### Exercise details
Copy whichever lines contain the string "global".

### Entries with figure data
* START *

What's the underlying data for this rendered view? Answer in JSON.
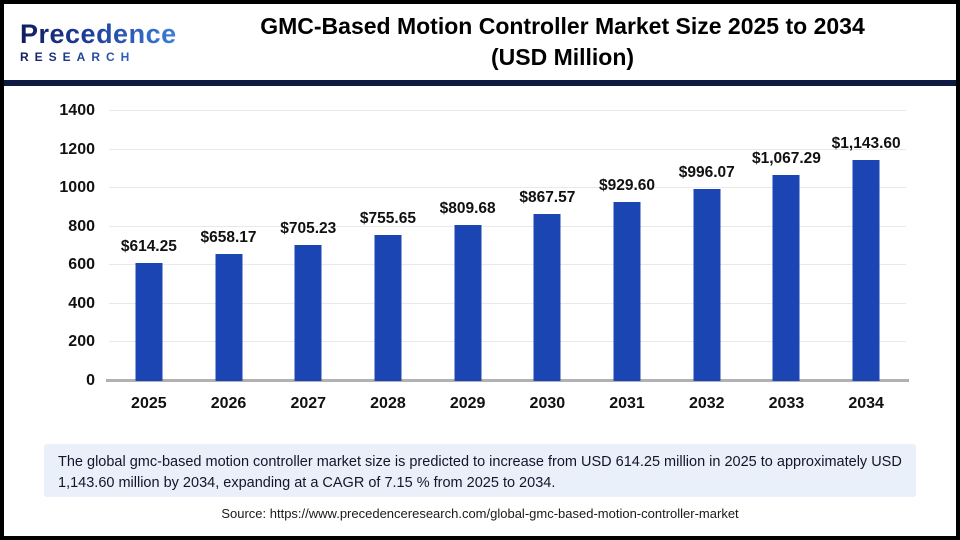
{
  "header": {
    "logo_name": "Precedence",
    "logo_sub": "RESEARCH",
    "title_line1": "GMC-Based Motion Controller Market Size 2025 to 2034",
    "title_line2": "(USD Million)"
  },
  "chart_data": {
    "type": "bar",
    "title": "GMC-Based Motion Controller Market Size 2025 to 2034 (USD Million)",
    "categories": [
      "2025",
      "2026",
      "2027",
      "2028",
      "2029",
      "2030",
      "2031",
      "2032",
      "2033",
      "2034"
    ],
    "values": [
      614.25,
      658.17,
      705.23,
      755.65,
      809.68,
      867.57,
      929.6,
      996.07,
      1067.29,
      1143.6
    ],
    "value_labels": [
      "$614.25",
      "$658.17",
      "$705.23",
      "$755.65",
      "$809.68",
      "$867.57",
      "$929.60",
      "$996.07",
      "$1,067.29",
      "$1,143.60"
    ],
    "yticks": [
      0,
      200,
      400,
      600,
      800,
      1000,
      1200,
      1400
    ],
    "ylim": [
      0,
      1400
    ],
    "xlabel": "",
    "ylabel": "",
    "grid": true,
    "legend": false,
    "bar_color": "#1b45b2"
  },
  "summary": {
    "text": "The global gmc-based motion controller market  size is predicted to increase from USD 614.25 million in 2025 to approximately USD 1,143.60 million by 2034, expanding at a CAGR of 7.15 % from 2025 to 2034."
  },
  "source": {
    "text": "Source: https://www.precedenceresearch.com/global-gmc-based-motion-controller-market"
  },
  "colors": {
    "bar": "#1b45b2",
    "divider": "#0e1a40",
    "summary_bg": "#e9f0fa",
    "gridline": "#e9e9e9",
    "axis": "#b1b1b1"
  }
}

* END *

### Solution to the problem
    "text": "The global gmc-based motion controller market  size is predicted to increase from USD 614.25 million in 2025 to approximately USD 1,143.60 million by 2034, expanding at a CAGR of 7.15 % from 2025 to 2034."
    "text": "Source: https://www.precedenceresearch.com/global-gmc-based-motion-controller-market"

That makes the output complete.